**Written instruction**: Repeat exactly each line of the data provided below.

**Records from a data collection**:
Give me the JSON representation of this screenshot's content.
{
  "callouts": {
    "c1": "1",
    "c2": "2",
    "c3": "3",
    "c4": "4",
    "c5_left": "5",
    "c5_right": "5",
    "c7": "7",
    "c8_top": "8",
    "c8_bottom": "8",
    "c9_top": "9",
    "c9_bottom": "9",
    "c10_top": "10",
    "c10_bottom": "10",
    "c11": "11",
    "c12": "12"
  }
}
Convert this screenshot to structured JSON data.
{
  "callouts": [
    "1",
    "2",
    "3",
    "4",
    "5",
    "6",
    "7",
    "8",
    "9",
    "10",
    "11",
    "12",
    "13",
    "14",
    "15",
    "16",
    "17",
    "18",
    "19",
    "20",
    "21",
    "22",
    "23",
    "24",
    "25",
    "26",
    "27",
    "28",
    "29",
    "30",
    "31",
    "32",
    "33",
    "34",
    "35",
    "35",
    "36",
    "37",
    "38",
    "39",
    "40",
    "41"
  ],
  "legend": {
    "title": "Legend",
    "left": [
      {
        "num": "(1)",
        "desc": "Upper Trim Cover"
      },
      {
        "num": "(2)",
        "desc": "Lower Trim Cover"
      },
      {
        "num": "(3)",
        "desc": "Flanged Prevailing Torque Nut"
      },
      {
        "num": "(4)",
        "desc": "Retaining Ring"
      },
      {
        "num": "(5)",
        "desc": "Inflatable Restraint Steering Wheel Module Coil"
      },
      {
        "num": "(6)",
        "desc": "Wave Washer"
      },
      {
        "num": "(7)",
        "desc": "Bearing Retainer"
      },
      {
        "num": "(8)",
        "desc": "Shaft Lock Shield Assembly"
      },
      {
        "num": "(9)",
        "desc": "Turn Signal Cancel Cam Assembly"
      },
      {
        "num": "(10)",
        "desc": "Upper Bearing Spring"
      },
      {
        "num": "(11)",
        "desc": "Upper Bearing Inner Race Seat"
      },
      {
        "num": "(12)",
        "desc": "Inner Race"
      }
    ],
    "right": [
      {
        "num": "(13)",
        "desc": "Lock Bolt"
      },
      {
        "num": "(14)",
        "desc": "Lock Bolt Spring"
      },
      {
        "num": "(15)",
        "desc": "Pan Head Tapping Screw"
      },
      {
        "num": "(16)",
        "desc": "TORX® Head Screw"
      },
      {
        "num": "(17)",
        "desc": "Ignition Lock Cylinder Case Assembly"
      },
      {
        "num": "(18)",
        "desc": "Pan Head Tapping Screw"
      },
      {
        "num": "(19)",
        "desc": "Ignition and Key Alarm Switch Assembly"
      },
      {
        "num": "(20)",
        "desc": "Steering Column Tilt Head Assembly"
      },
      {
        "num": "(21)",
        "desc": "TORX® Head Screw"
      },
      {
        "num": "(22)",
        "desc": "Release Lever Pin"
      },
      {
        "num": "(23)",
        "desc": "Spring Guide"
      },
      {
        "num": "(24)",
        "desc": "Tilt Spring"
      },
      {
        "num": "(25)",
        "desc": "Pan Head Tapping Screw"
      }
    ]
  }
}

**Solution for this exercise**:
Give me the JSON representation of this screenshot's content.
{
  "callouts": {
    "c1": "1",
    "c2": "2",
    "c3": "3",
    "c4": "4",
    "c5_left": "5",
    "c5_right": "5",
    "c7": "7",
    "c8_top": "8",
    "c8_bottom": "8",
    "c9_top": "9",
    "c9_bottom": "9",
    "c10_top": "10",
    "c10_bottom": "10",
    "c11": "11",
    "c12": "12"
  }
}
Convert this screenshot to structured JSON data.
{
  "callouts": [
    "1",
    "2",
    "3",
    "4",
    "5",
    "6",
    "7",
    "8",
    "9",
    "10",
    "11",
    "12",
    "13",
    "14",
    "15",
    "16",
    "17",
    "18",
    "19",
    "20",
    "21",
    "22",
    "23",
    "24",
    "25",
    "26",
    "27",
    "28",
    "29",
    "30",
    "31",
    "32",
    "33",
    "34",
    "35",
    "35",
    "36",
    "37",
    "38",
    "39",
    "40",
    "41"
  ],
  "legend": {
    "title": "Legend",
    "left": [
      {
        "num": "(1)",
        "desc": "Upper Trim Cover"
      },
      {
        "num": "(2)",
        "desc": "Lower Trim Cover"
      },
      {
        "num": "(3)",
        "desc": "Flanged Prevailing Torque Nut"
      },
      {
        "num": "(4)",
        "desc": "Retaining Ring"
      },
      {
        "num": "(5)",
        "desc": "Inflatable Restraint Steering Wheel Module Coil"
      },
      {
        "num": "(6)",
        "desc": "Wave Washer"
      },
      {
        "num": "(7)",
        "desc": "Bearing Retainer"
      },
      {
        "num": "(8)",
        "desc": "Shaft Lock Shield Assembly"
      },
      {
        "num": "(9)",
        "desc": "Turn Signal Cancel Cam Assembly"
      },
      {
        "num": "(10)",
        "desc": "Upper Bearing Spring"
      },
      {
        "num": "(11)",
        "desc": "Upper Bearing Inner Race Seat"
      },
      {
        "num": "(12)",
        "desc": "Inner Race"
      }
    ],
    "right": [
      {
        "num": "(13)",
        "desc": "Lock Bolt"
      },
      {
        "num": "(14)",
        "desc": "Lock Bolt Spring"
      },
      {
        "num": "(15)",
        "desc": "Pan Head Tapping Screw"
      },
      {
        "num": "(16)",
        "desc": "TORX® Head Screw"
      },
      {
        "num": "(17)",
        "desc": "Ignition Lock Cylinder Case Assembly"
      },
      {
        "num": "(18)",
        "desc": "Pan Head Tapping Screw"
      },
      {
        "num": "(19)",
        "desc": "Ignition and Key Alarm Switch Assembly"
      },
      {
        "num": "(20)",
        "desc": "Steering Column Tilt Head Assembly"
      },
      {
        "num": "(21)",
        "desc": "TORX® Head Screw"
      },
      {
        "num": "(22)",
        "desc": "Release Lever Pin"
      },
      {
        "num": "(23)",
        "desc": "Spring Guide"
      },
      {
        "num": "(24)",
        "desc": "Tilt Spring"
      },
      {
        "num": "(25)",
        "desc": "Pan Head Tapping Screw"
      }
    ]
  }
}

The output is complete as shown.